Records from a collection of figures:
....................

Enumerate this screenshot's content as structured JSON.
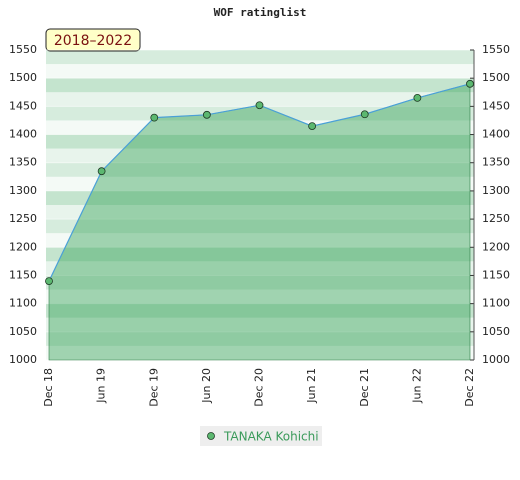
{
  "chart_data": {
    "type": "line",
    "title": "WOF ratinglist",
    "annotation": "2018–2022",
    "categories": [
      "Dec 18",
      "Jun 19",
      "Dec 19",
      "Jun 20",
      "Dec 20",
      "Jun 21",
      "Dec 21",
      "Jun 22",
      "Dec 22"
    ],
    "series": [
      {
        "name": "TANAKA Kohichi",
        "color": "#4aa0d8",
        "values": [
          1140,
          1335,
          1430,
          1435,
          1452,
          1415,
          1436,
          1465,
          1490
        ]
      }
    ],
    "ylim": [
      1000,
      1550
    ],
    "yticks": [
      1000,
      1050,
      1100,
      1150,
      1200,
      1250,
      1300,
      1350,
      1400,
      1450,
      1500,
      1550
    ],
    "grid": true
  }
}
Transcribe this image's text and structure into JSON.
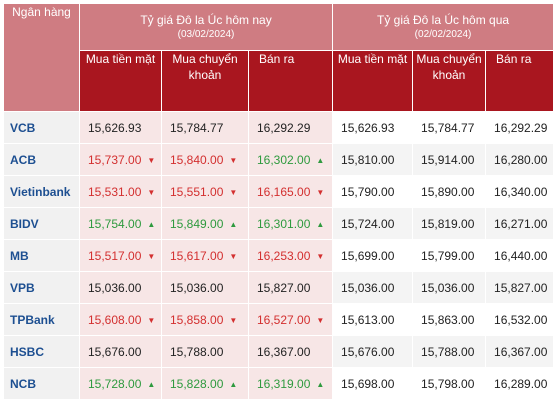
{
  "header": {
    "bank_label": "Ngân hàng",
    "today_title": "Tỷ giá Đô la Úc hôm nay",
    "today_date": "(03/02/2024)",
    "yesterday_title": "Tỷ giá Đô la Úc hôm qua",
    "yesterday_date": "(02/02/2024)",
    "col_cash": "Mua tiền mặt",
    "col_transfer": "Mua chuyển khoản",
    "col_sell": "Bán ra"
  },
  "colors": {
    "header_pink": "#cf7c82",
    "header_red": "#a9161f",
    "bank_blue": "#1d4f91",
    "up_green": "#2e9a3e",
    "down_red": "#d32f2f"
  },
  "rows": [
    {
      "bank": "VCB",
      "today": [
        {
          "v": "15,626.93",
          "dir": "same"
        },
        {
          "v": "15,784.77",
          "dir": "same"
        },
        {
          "v": "16,292.29",
          "dir": "same"
        }
      ],
      "yesterday": [
        "15,626.93",
        "15,784.77",
        "16,292.29"
      ]
    },
    {
      "bank": "ACB",
      "today": [
        {
          "v": "15,737.00",
          "dir": "down"
        },
        {
          "v": "15,840.00",
          "dir": "down"
        },
        {
          "v": "16,302.00",
          "dir": "up"
        }
      ],
      "yesterday": [
        "15,810.00",
        "15,914.00",
        "16,280.00"
      ]
    },
    {
      "bank": "Vietinbank",
      "today": [
        {
          "v": "15,531.00",
          "dir": "down"
        },
        {
          "v": "15,551.00",
          "dir": "down"
        },
        {
          "v": "16,165.00",
          "dir": "down"
        }
      ],
      "yesterday": [
        "15,790.00",
        "15,890.00",
        "16,340.00"
      ]
    },
    {
      "bank": "BIDV",
      "today": [
        {
          "v": "15,754.00",
          "dir": "up"
        },
        {
          "v": "15,849.00",
          "dir": "up"
        },
        {
          "v": "16,301.00",
          "dir": "up"
        }
      ],
      "yesterday": [
        "15,724.00",
        "15,819.00",
        "16,271.00"
      ]
    },
    {
      "bank": "MB",
      "today": [
        {
          "v": "15,517.00",
          "dir": "down"
        },
        {
          "v": "15,617.00",
          "dir": "down"
        },
        {
          "v": "16,253.00",
          "dir": "down"
        }
      ],
      "yesterday": [
        "15,699.00",
        "15,799.00",
        "16,440.00"
      ]
    },
    {
      "bank": "VPB",
      "today": [
        {
          "v": "15,036.00",
          "dir": "same"
        },
        {
          "v": "15,036.00",
          "dir": "same"
        },
        {
          "v": "15,827.00",
          "dir": "same"
        }
      ],
      "yesterday": [
        "15,036.00",
        "15,036.00",
        "15,827.00"
      ]
    },
    {
      "bank": "TPBank",
      "today": [
        {
          "v": "15,608.00",
          "dir": "down"
        },
        {
          "v": "15,858.00",
          "dir": "down"
        },
        {
          "v": "16,527.00",
          "dir": "down"
        }
      ],
      "yesterday": [
        "15,613.00",
        "15,863.00",
        "16,532.00"
      ]
    },
    {
      "bank": "HSBC",
      "today": [
        {
          "v": "15,676.00",
          "dir": "same"
        },
        {
          "v": "15,788.00",
          "dir": "same"
        },
        {
          "v": "16,367.00",
          "dir": "same"
        }
      ],
      "yesterday": [
        "15,676.00",
        "15,788.00",
        "16,367.00"
      ]
    },
    {
      "bank": "NCB",
      "today": [
        {
          "v": "15,728.00",
          "dir": "up"
        },
        {
          "v": "15,828.00",
          "dir": "up"
        },
        {
          "v": "16,319.00",
          "dir": "up"
        }
      ],
      "yesterday": [
        "15,698.00",
        "15,798.00",
        "16,289.00"
      ]
    }
  ]
}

....................

- [DO THIS] Copy, from the material above, each line in which the string "JSON" occurs.

- [WRITTEN REPLY]
Enumerate this screenshot's content as structured JSON.
Transcribe this image's text and structure into JSON.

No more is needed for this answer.